## Textauszug
————
Wirksames Handeln verlangt durchweg Disziplin, unabhängig von der sittlichen Qualität des jeweiligen Handlungszweckes. Eine instrumentelle Tugend wie die Disziplin motiviert aus sich heraus weder zum moralischem Handeln noch kann sie diesem Orientierung geben, wirksames moralisches Handeln ist jedoch auf sie angewiesen. Erst im Dienste ethisch geprüfter und gerechtfertigter Handlungsziele gewinnt also die in allen Lebensbereichen nötige Disziplin ihre moralische Qualität.
————
## Datensätze
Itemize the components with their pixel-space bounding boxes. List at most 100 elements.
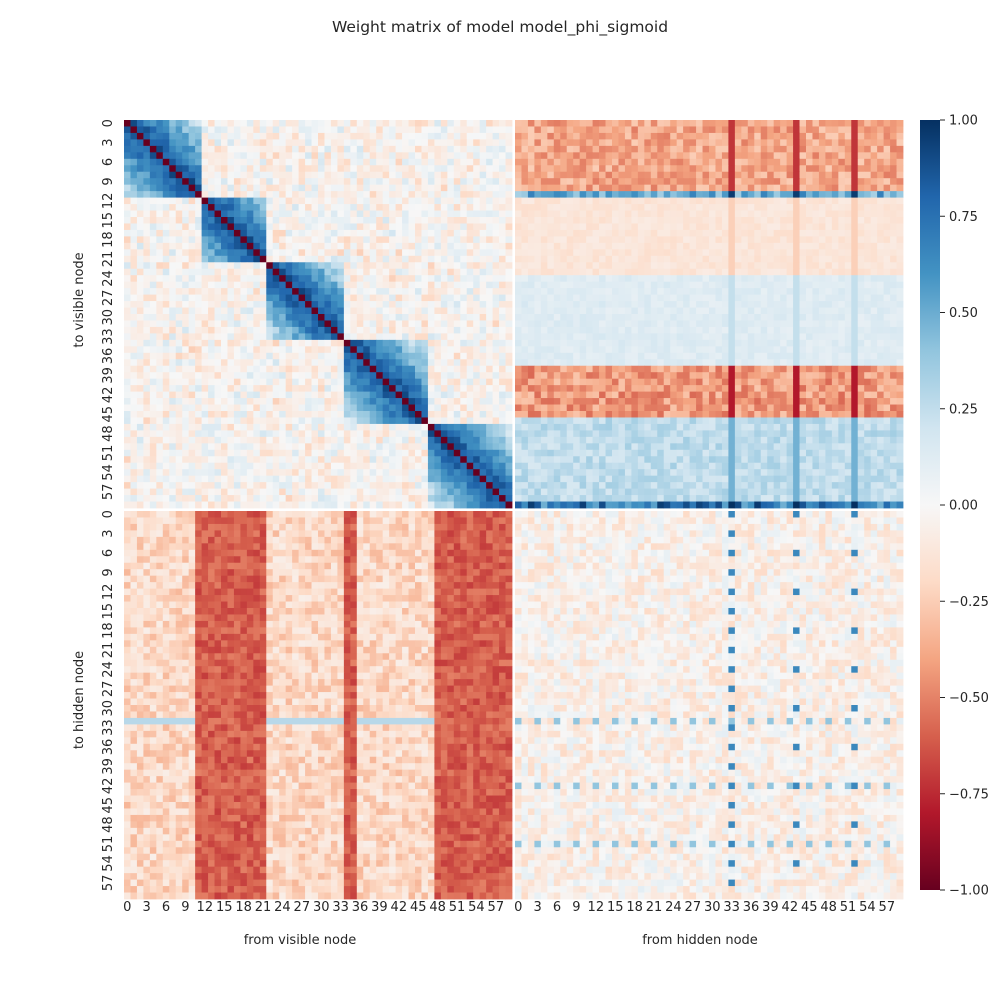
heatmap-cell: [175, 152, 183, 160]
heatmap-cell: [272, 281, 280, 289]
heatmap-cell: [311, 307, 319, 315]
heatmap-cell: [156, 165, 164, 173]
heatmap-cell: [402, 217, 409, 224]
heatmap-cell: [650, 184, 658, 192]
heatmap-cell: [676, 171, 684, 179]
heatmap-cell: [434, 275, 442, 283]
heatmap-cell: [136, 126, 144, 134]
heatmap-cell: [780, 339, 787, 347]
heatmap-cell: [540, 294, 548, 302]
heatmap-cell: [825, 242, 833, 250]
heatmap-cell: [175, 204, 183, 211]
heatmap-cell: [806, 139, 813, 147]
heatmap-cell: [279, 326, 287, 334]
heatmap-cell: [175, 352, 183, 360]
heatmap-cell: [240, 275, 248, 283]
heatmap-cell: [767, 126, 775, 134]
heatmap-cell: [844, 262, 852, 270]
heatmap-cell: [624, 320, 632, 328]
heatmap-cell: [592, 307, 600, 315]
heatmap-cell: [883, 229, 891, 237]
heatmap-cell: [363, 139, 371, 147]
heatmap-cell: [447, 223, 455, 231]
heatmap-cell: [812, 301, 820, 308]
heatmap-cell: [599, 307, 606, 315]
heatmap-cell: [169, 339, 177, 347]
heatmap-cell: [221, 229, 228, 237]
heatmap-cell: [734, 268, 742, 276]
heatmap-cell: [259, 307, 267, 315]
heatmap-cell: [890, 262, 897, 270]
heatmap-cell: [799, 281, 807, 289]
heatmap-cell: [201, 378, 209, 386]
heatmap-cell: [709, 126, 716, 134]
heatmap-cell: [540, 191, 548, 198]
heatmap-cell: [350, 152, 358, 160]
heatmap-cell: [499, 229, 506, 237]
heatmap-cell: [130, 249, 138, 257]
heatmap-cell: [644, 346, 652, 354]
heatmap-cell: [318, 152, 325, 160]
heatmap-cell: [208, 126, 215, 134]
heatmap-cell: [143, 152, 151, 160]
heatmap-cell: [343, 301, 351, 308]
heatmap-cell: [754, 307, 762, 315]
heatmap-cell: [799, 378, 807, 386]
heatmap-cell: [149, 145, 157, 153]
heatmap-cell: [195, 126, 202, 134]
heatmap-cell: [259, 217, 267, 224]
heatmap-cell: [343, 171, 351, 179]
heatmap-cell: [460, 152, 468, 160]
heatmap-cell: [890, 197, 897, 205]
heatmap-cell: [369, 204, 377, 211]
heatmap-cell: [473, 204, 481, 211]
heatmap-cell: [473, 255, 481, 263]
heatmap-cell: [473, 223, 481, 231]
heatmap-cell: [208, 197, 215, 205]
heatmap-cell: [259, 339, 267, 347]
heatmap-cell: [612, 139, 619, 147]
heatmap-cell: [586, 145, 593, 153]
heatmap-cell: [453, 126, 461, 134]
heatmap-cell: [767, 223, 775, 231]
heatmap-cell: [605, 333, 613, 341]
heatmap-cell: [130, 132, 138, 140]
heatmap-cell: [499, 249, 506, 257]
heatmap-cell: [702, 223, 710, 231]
————
## Anweisungen
[A] Wodurch gewinnt die Disziplin laut dem Textauszug über Disziplin ihre moralische Qualität?
[B] Greife den Textauszug über Disziplin auf und schreibe ihn nach seinem letzten Satz weiter.

## Endgültige Antworten
[A] Erst im Dienste ethisch geprüfter und gerechtfertigter Handlungsziele.

[B]
Disziplin und Maß
In der Tradition der Tugendethik ist immer wieder nach der Unterscheidung und Beziehung von Disziplin und Maß (lat. temperantia) gefragt worden. Die Tugend des Maßes, die traditionell zum Kanon der Kardinaltugenden gezählt wird, bezieht sich auf die natürliche Antriebsstruktur des Menschen, zu der Grundbedürfnisse wie Nahrung, Sexualität, soziales Prestige u. a. gehören. Sie zielt nicht auf die Negation dieser Bedürfnisse, sondern auf deren geordnete Befriedigung, die den kontraproduktiven und destruktiven Tendenzen einer ungeordneten Bedürfnisbefriedigung (welche auf Dauer und aufs Ganze die Genussfähigkeit selbst zerstört) entgegenwirkt, in erster Linie aber „... Handlungsfreiheit sichert, indem sie ihn (sc. den Menschen) in Distanz zu den eigenen vitalen Antrieben bringt. Nur so kann er sich zu ihnen verhalten.“ (Josef Schuster: Moralisches Können. Studien zur Tugendethik, S. 173 f.)
Die Tugend des Maßes ist deshalb in erster Linie kein „Instrument“ für erfolgreiches Handeln wie die Disziplin, sondern wesentlich durch den Bezug auf die Verwirklichung eines guten, eines vernünftigen, selbstbestimmten Lebens definiert.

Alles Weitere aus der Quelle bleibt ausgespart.